Extract each line where the string "Apeldoorn" shows up.

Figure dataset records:
━━━━━━━━
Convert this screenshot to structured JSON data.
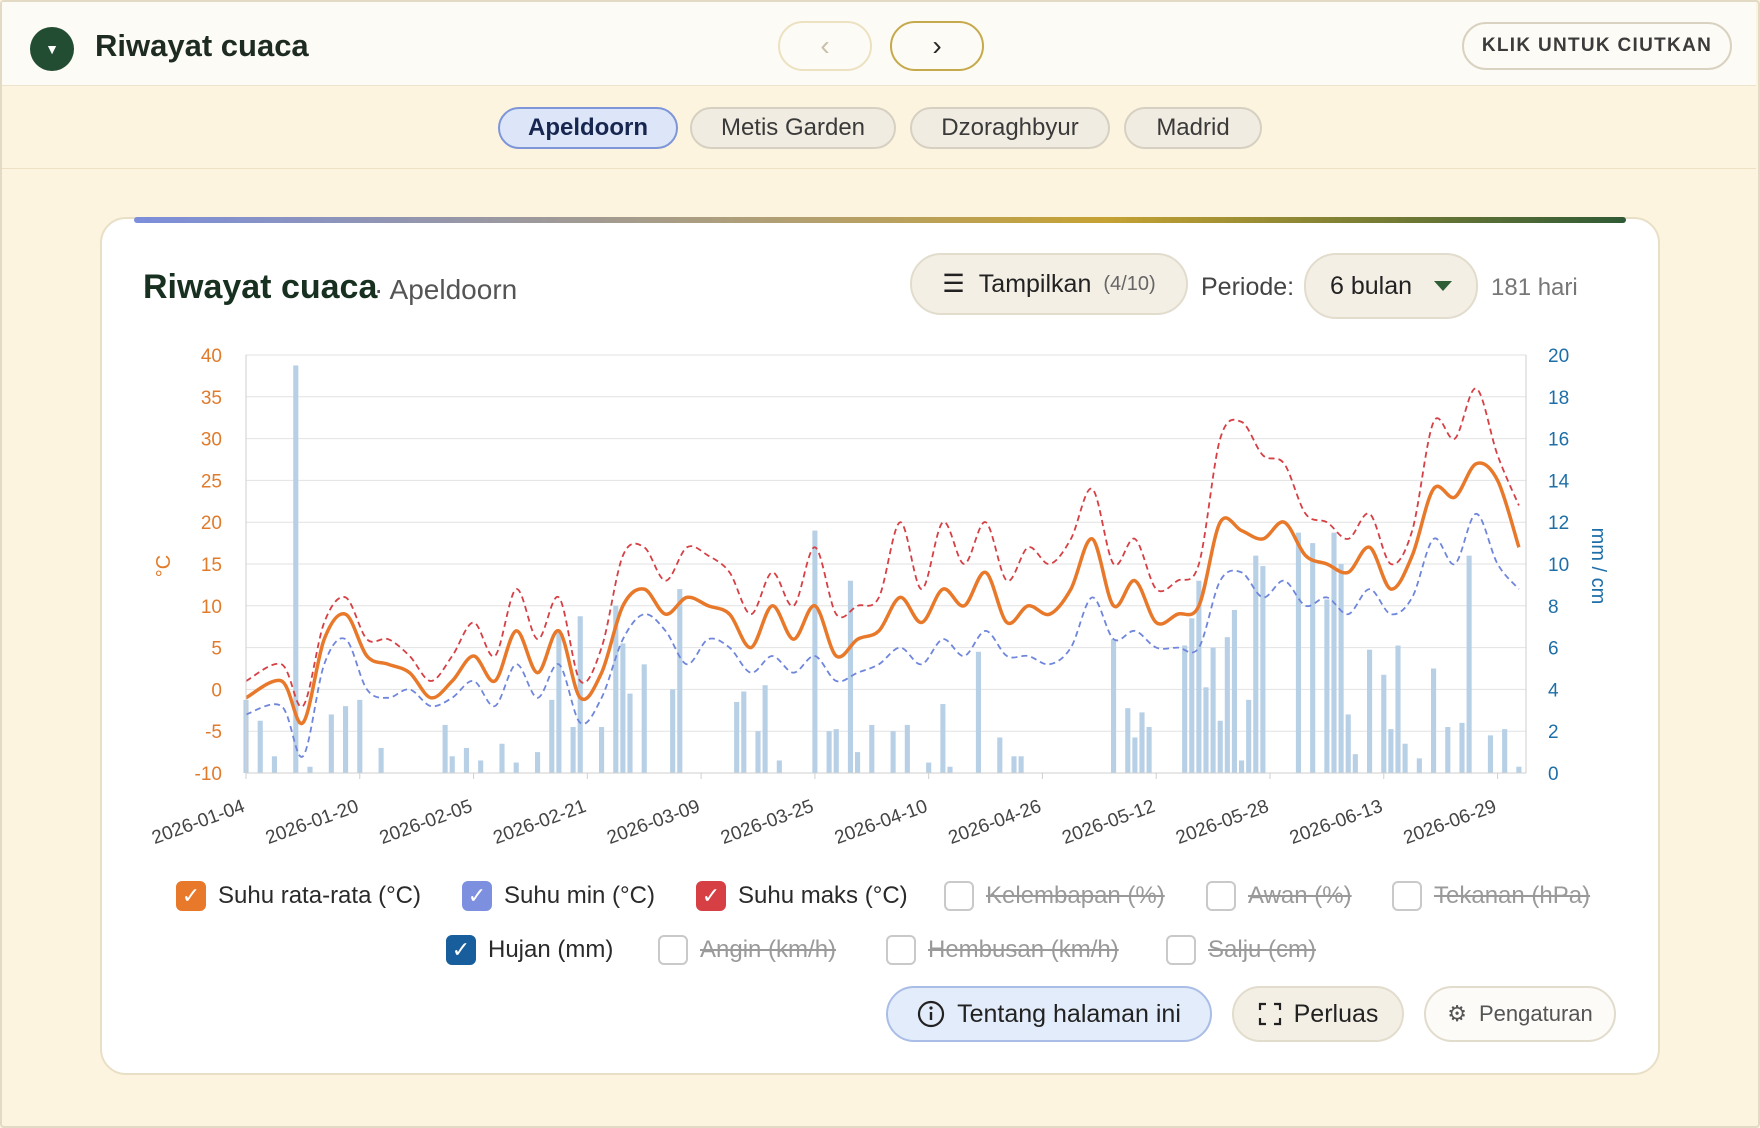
{
  "header": {
    "title": "Riwayat cuaca",
    "collapse_label": "KLIK UNTUK CIUTKAN",
    "toggle_icon": "triangle-down-icon",
    "prev_icon": "chevron-left-icon",
    "next_icon": "chevron-right-icon"
  },
  "tabs": [
    {
      "label": "Apeldoorn",
      "active": true
    },
    {
      "label": "Metis Garden",
      "active": false
    },
    {
      "label": "Dzoraghbyur",
      "active": false
    },
    {
      "label": "Madrid",
      "active": false
    }
  ],
  "card": {
    "title": "Riwayat cuaca",
    "subtitle": "· Apeldoorn",
    "show_label": "Tampilkan",
    "show_count": "(4/10)",
    "period_label": "Periode:",
    "period_value": "6 bulan",
    "days_label": "181 hari"
  },
  "legend": [
    {
      "label": "Suhu rata-rata (°C)",
      "checked": true,
      "color": "#e8792b"
    },
    {
      "label": "Suhu min (°C)",
      "checked": true,
      "color": "#7d90e0"
    },
    {
      "label": "Suhu maks (°C)",
      "checked": true,
      "color": "#d64045"
    },
    {
      "label": "Kelembapan (%)",
      "checked": false,
      "color": "#c9c9c9"
    },
    {
      "label": "Awan (%)",
      "checked": false,
      "color": "#c9c9c9"
    },
    {
      "label": "Tekanan (hPa)",
      "checked": false,
      "color": "#c9c9c9"
    },
    {
      "label": "Hujan (mm)",
      "checked": true,
      "color": "#185d9c"
    },
    {
      "label": "Angin (km/h)",
      "checked": false,
      "color": "#c9c9c9"
    },
    {
      "label": "Hembusan (km/h)",
      "checked": false,
      "color": "#c9c9c9"
    },
    {
      "label": "Salju (cm)",
      "checked": false,
      "color": "#c9c9c9"
    }
  ],
  "buttons": {
    "about": "Tentang halaman ini",
    "expand": "Perluas",
    "settings": "Pengaturan"
  },
  "chart_data": {
    "type": "line",
    "xlabel": "",
    "ylabel": "°C",
    "y2label": "mm / cm",
    "ylim": [
      -10,
      40
    ],
    "y2lim": [
      0,
      20
    ],
    "yticks": [
      -10,
      -5,
      0,
      5,
      10,
      15,
      20,
      25,
      30,
      35,
      40
    ],
    "y2ticks": [
      0,
      2,
      4,
      6,
      8,
      10,
      12,
      14,
      16,
      18,
      20
    ],
    "x_tick_labels": [
      "2026-01-04",
      "2026-01-20",
      "2026-02-05",
      "2026-02-21",
      "2026-03-09",
      "2026-03-25",
      "2026-04-10",
      "2026-04-26",
      "2026-05-12",
      "2026-05-28",
      "2026-06-13",
      "2026-06-29"
    ],
    "x_start": "2026-01-04",
    "x_end": "2026-07-03",
    "grid": true,
    "colors": {
      "avg": "#e8792b",
      "min": "#6f86dc",
      "max": "#d64045",
      "rain": "#b8d0e6",
      "axis_left": "#e07b2c",
      "axis_right": "#1e6fa8"
    },
    "series": [
      {
        "name": "Suhu rata-rata (°C)",
        "axis": "left",
        "x": [
          "2026-01-04",
          "2026-01-09",
          "2026-01-12",
          "2026-01-15",
          "2026-01-18",
          "2026-01-21",
          "2026-01-24",
          "2026-01-27",
          "2026-01-30",
          "2026-02-02",
          "2026-02-05",
          "2026-02-08",
          "2026-02-11",
          "2026-02-14",
          "2026-02-17",
          "2026-02-20",
          "2026-02-23",
          "2026-02-26",
          "2026-03-01",
          "2026-03-04",
          "2026-03-07",
          "2026-03-10",
          "2026-03-13",
          "2026-03-16",
          "2026-03-19",
          "2026-03-22",
          "2026-03-25",
          "2026-03-28",
          "2026-03-31",
          "2026-04-03",
          "2026-04-06",
          "2026-04-09",
          "2026-04-12",
          "2026-04-15",
          "2026-04-18",
          "2026-04-21",
          "2026-04-24",
          "2026-04-27",
          "2026-04-30",
          "2026-05-03",
          "2026-05-06",
          "2026-05-09",
          "2026-05-12",
          "2026-05-15",
          "2026-05-18",
          "2026-05-21",
          "2026-05-24",
          "2026-05-27",
          "2026-05-30",
          "2026-06-02",
          "2026-06-05",
          "2026-06-08",
          "2026-06-11",
          "2026-06-14",
          "2026-06-17",
          "2026-06-20",
          "2026-06-23",
          "2026-06-26",
          "2026-06-29",
          "2026-07-02"
        ],
        "values": [
          -1,
          1,
          -4,
          6,
          9,
          4,
          3,
          2,
          -1,
          1,
          4,
          1,
          7,
          2,
          7,
          -1,
          2,
          10,
          12,
          9,
          11,
          10,
          9,
          5,
          10,
          6,
          10,
          4,
          6,
          7,
          11,
          8,
          12,
          10,
          14,
          8,
          10,
          9,
          12,
          18,
          10,
          13,
          8,
          9,
          10,
          20,
          19,
          18,
          20,
          16,
          15,
          14,
          17,
          12,
          16,
          24,
          23,
          27,
          25,
          17
        ]
      },
      {
        "name": "Suhu min (°C)",
        "axis": "left",
        "x": [
          "2026-01-04",
          "2026-01-09",
          "2026-01-12",
          "2026-01-15",
          "2026-01-18",
          "2026-01-21",
          "2026-01-24",
          "2026-01-27",
          "2026-01-30",
          "2026-02-02",
          "2026-02-05",
          "2026-02-08",
          "2026-02-11",
          "2026-02-14",
          "2026-02-17",
          "2026-02-20",
          "2026-02-23",
          "2026-02-26",
          "2026-03-01",
          "2026-03-04",
          "2026-03-07",
          "2026-03-10",
          "2026-03-13",
          "2026-03-16",
          "2026-03-19",
          "2026-03-22",
          "2026-03-25",
          "2026-03-28",
          "2026-03-31",
          "2026-04-03",
          "2026-04-06",
          "2026-04-09",
          "2026-04-12",
          "2026-04-15",
          "2026-04-18",
          "2026-04-21",
          "2026-04-24",
          "2026-04-27",
          "2026-04-30",
          "2026-05-03",
          "2026-05-06",
          "2026-05-09",
          "2026-05-12",
          "2026-05-15",
          "2026-05-18",
          "2026-05-21",
          "2026-05-24",
          "2026-05-27",
          "2026-05-30",
          "2026-06-02",
          "2026-06-05",
          "2026-06-08",
          "2026-06-11",
          "2026-06-14",
          "2026-06-17",
          "2026-06-20",
          "2026-06-23",
          "2026-06-26",
          "2026-06-29",
          "2026-07-02"
        ],
        "values": [
          -3,
          -2,
          -8,
          3,
          6,
          0,
          -1,
          0,
          -2,
          -1,
          1,
          -2,
          3,
          -1,
          3,
          -4,
          -1,
          6,
          9,
          7,
          3,
          6,
          5,
          2,
          4,
          2,
          4,
          1,
          2,
          3,
          5,
          3,
          6,
          4,
          7,
          4,
          4,
          3,
          5,
          11,
          6,
          7,
          5,
          5,
          5,
          13,
          14,
          11,
          13,
          10,
          11,
          9,
          12,
          9,
          11,
          18,
          15,
          21,
          15,
          12
        ]
      },
      {
        "name": "Suhu maks (°C)",
        "axis": "left",
        "x": [
          "2026-01-04",
          "2026-01-09",
          "2026-01-12",
          "2026-01-15",
          "2026-01-18",
          "2026-01-21",
          "2026-01-24",
          "2026-01-27",
          "2026-01-30",
          "2026-02-02",
          "2026-02-05",
          "2026-02-08",
          "2026-02-11",
          "2026-02-14",
          "2026-02-17",
          "2026-02-20",
          "2026-02-23",
          "2026-02-26",
          "2026-03-01",
          "2026-03-04",
          "2026-03-07",
          "2026-03-10",
          "2026-03-13",
          "2026-03-16",
          "2026-03-19",
          "2026-03-22",
          "2026-03-25",
          "2026-03-28",
          "2026-03-31",
          "2026-04-03",
          "2026-04-06",
          "2026-04-09",
          "2026-04-12",
          "2026-04-15",
          "2026-04-18",
          "2026-04-21",
          "2026-04-24",
          "2026-04-27",
          "2026-04-30",
          "2026-05-03",
          "2026-05-06",
          "2026-05-09",
          "2026-05-12",
          "2026-05-15",
          "2026-05-18",
          "2026-05-21",
          "2026-05-24",
          "2026-05-27",
          "2026-05-30",
          "2026-06-02",
          "2026-06-05",
          "2026-06-08",
          "2026-06-11",
          "2026-06-14",
          "2026-06-17",
          "2026-06-20",
          "2026-06-23",
          "2026-06-26",
          "2026-06-29",
          "2026-07-02"
        ],
        "values": [
          1,
          3,
          -2,
          8,
          11,
          6,
          6,
          4,
          1,
          4,
          8,
          4,
          12,
          6,
          11,
          1,
          5,
          16,
          17,
          13,
          17,
          16,
          14,
          9,
          14,
          10,
          17,
          9,
          10,
          11,
          20,
          12,
          20,
          15,
          20,
          13,
          17,
          15,
          18,
          24,
          15,
          18,
          12,
          13,
          15,
          30,
          32,
          28,
          27,
          21,
          20,
          18,
          21,
          15,
          19,
          32,
          30,
          36,
          28,
          22
        ]
      },
      {
        "name": "Hujan (mm)",
        "axis": "right",
        "type": "bar",
        "x": [
          "2026-01-04",
          "2026-01-06",
          "2026-01-08",
          "2026-01-11",
          "2026-01-13",
          "2026-01-16",
          "2026-01-18",
          "2026-01-20",
          "2026-01-23",
          "2026-02-01",
          "2026-02-02",
          "2026-02-04",
          "2026-02-06",
          "2026-02-09",
          "2026-02-11",
          "2026-02-14",
          "2026-02-16",
          "2026-02-17",
          "2026-02-19",
          "2026-02-20",
          "2026-02-23",
          "2026-02-25",
          "2026-02-26",
          "2026-02-27",
          "2026-03-01",
          "2026-03-05",
          "2026-03-06",
          "2026-03-14",
          "2026-03-15",
          "2026-03-17",
          "2026-03-18",
          "2026-03-20",
          "2026-03-25",
          "2026-03-27",
          "2026-03-28",
          "2026-03-30",
          "2026-03-31",
          "2026-04-02",
          "2026-04-05",
          "2026-04-07",
          "2026-04-10",
          "2026-04-12",
          "2026-04-13",
          "2026-04-17",
          "2026-04-20",
          "2026-04-22",
          "2026-04-23",
          "2026-05-06",
          "2026-05-08",
          "2026-05-09",
          "2026-05-10",
          "2026-05-11",
          "2026-05-16",
          "2026-05-17",
          "2026-05-18",
          "2026-05-19",
          "2026-05-20",
          "2026-05-21",
          "2026-05-22",
          "2026-05-23",
          "2026-05-24",
          "2026-05-25",
          "2026-05-26",
          "2026-05-27",
          "2026-06-01",
          "2026-06-03",
          "2026-06-05",
          "2026-06-06",
          "2026-06-07",
          "2026-06-08",
          "2026-06-09",
          "2026-06-11",
          "2026-06-13",
          "2026-06-14",
          "2026-06-15",
          "2026-06-16",
          "2026-06-18",
          "2026-06-20",
          "2026-06-22",
          "2026-06-24",
          "2026-06-25",
          "2026-06-28",
          "2026-06-30",
          "2026-07-02"
        ],
        "values": [
          3.5,
          2.5,
          0.8,
          19.5,
          0.3,
          2.8,
          3.2,
          3.5,
          1.2,
          2.3,
          0.8,
          1.2,
          0.6,
          1.4,
          0.5,
          1.0,
          3.5,
          6.8,
          2.2,
          7.5,
          2.2,
          8.0,
          6.2,
          3.8,
          5.2,
          4.0,
          8.8,
          3.4,
          3.9,
          2.0,
          4.2,
          0.6,
          11.6,
          2.0,
          2.1,
          9.2,
          1.0,
          2.3,
          2.0,
          2.3,
          0.5,
          3.3,
          0.3,
          5.8,
          1.7,
          0.8,
          0.8,
          6.4,
          3.1,
          1.7,
          2.9,
          2.2,
          6.1,
          7.4,
          9.2,
          4.1,
          6.0,
          2.5,
          6.5,
          7.8,
          0.6,
          3.5,
          10.4,
          9.9,
          11.5,
          11.0,
          8.3,
          11.5,
          10.0,
          2.8,
          0.9,
          5.9,
          4.7,
          2.1,
          6.1,
          1.4,
          0.7,
          5.0,
          2.2,
          2.4,
          10.4,
          1.8,
          2.1,
          0.3
        ]
      }
    ]
  }
}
━━━━━━━━
Solution for this problem
      "label": "Apeldoorn",
    "subtitle": "· Apeldoorn",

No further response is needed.